## STATED GOAL:
Output all the data exactly. Pictures do not belong in the copy.

[Dataset items]
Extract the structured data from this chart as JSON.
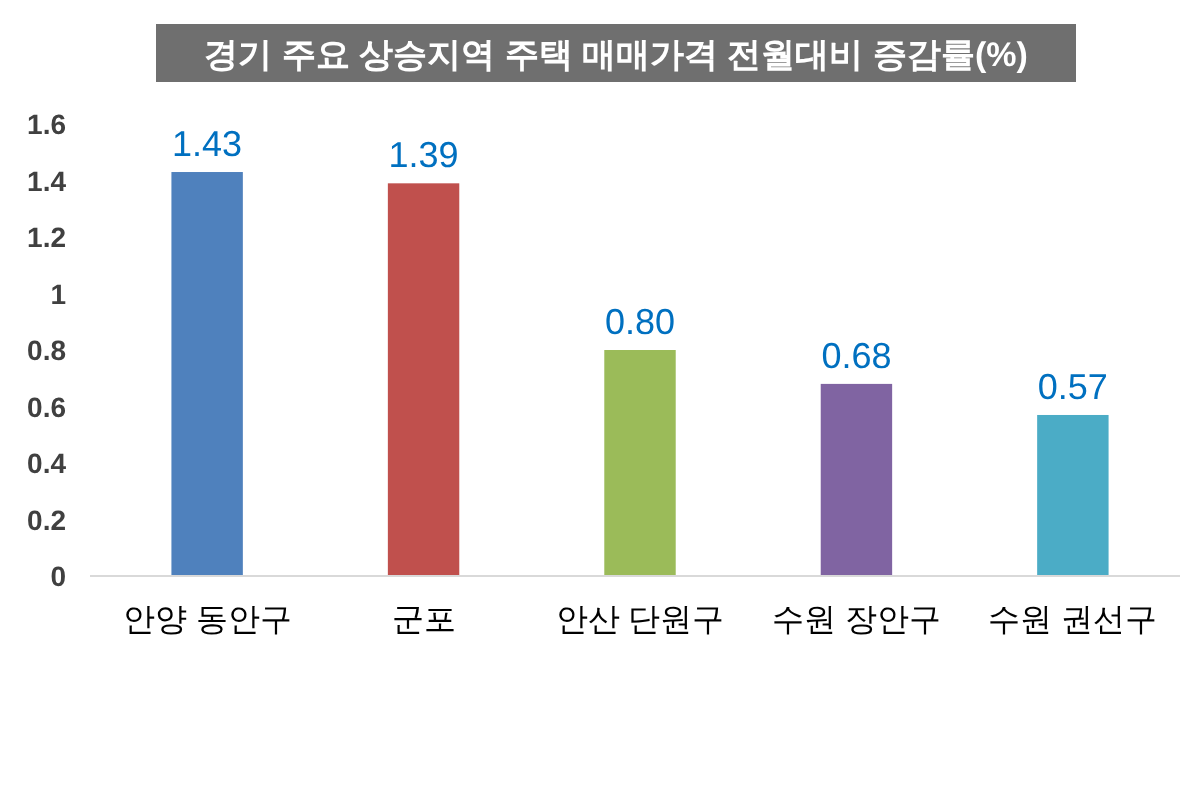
{
  "chart_data": {
    "type": "bar",
    "title": "경기 주요 상승지역 주택 매매가격 전월대비 증감률(%)",
    "categories": [
      "안양 동안구",
      "군포",
      "안산 단원구",
      "수원 장안구",
      "수원 권선구"
    ],
    "values": [
      1.43,
      1.39,
      0.8,
      0.68,
      0.57
    ],
    "value_labels": [
      "1.43",
      "1.39",
      "0.80",
      "0.68",
      "0.57"
    ],
    "colors": [
      "#4f81bd",
      "#c0504d",
      "#9bbb59",
      "#8064a2",
      "#4bacc6"
    ],
    "ylim": [
      0,
      1.6
    ],
    "yticks": [
      0,
      0.2,
      0.4,
      0.6,
      0.8,
      1,
      1.2,
      1.4,
      1.6
    ],
    "grid": false
  }
}
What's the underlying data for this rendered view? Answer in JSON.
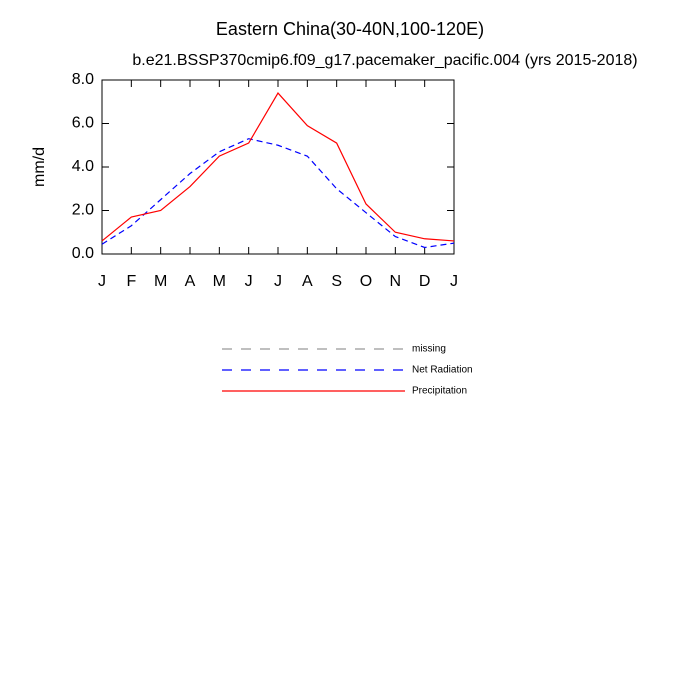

## TASK SOLUTION:
Extract the structured data from this chart as JSON.
{
  "chart_data": {
    "type": "bar",
    "title": "경기 주요 상승지역 주택 매매가격 전월대비 증감률(%)",
    "categories": [
      "안양 동안구",
      "군포",
      "안산 단원구",
      "수원 장안구",
      "수원 권선구"
    ],
    "values": [
      1.43,
      1.39,
      0.8,
      0.68,
      0.57
    ],
    "value_labels": [
      "1.43",
      "1.39",
      "0.80",
      "0.68",
      "0.57"
    ],
    "colors": [
      "#4f81bd",
      "#c0504d",
      "#9bbb59",
      "#8064a2",
      "#4bacc6"
    ],
    "ylim": [
      0,
      1.6
    ],
    "yticks": [
      0,
      0.2,
      0.4,
      0.6,
      0.8,
      1,
      1.2,
      1.4,
      1.6
    ],
    "grid": false
  }
}
What's the underlying data for this rendered view? Answer in JSON.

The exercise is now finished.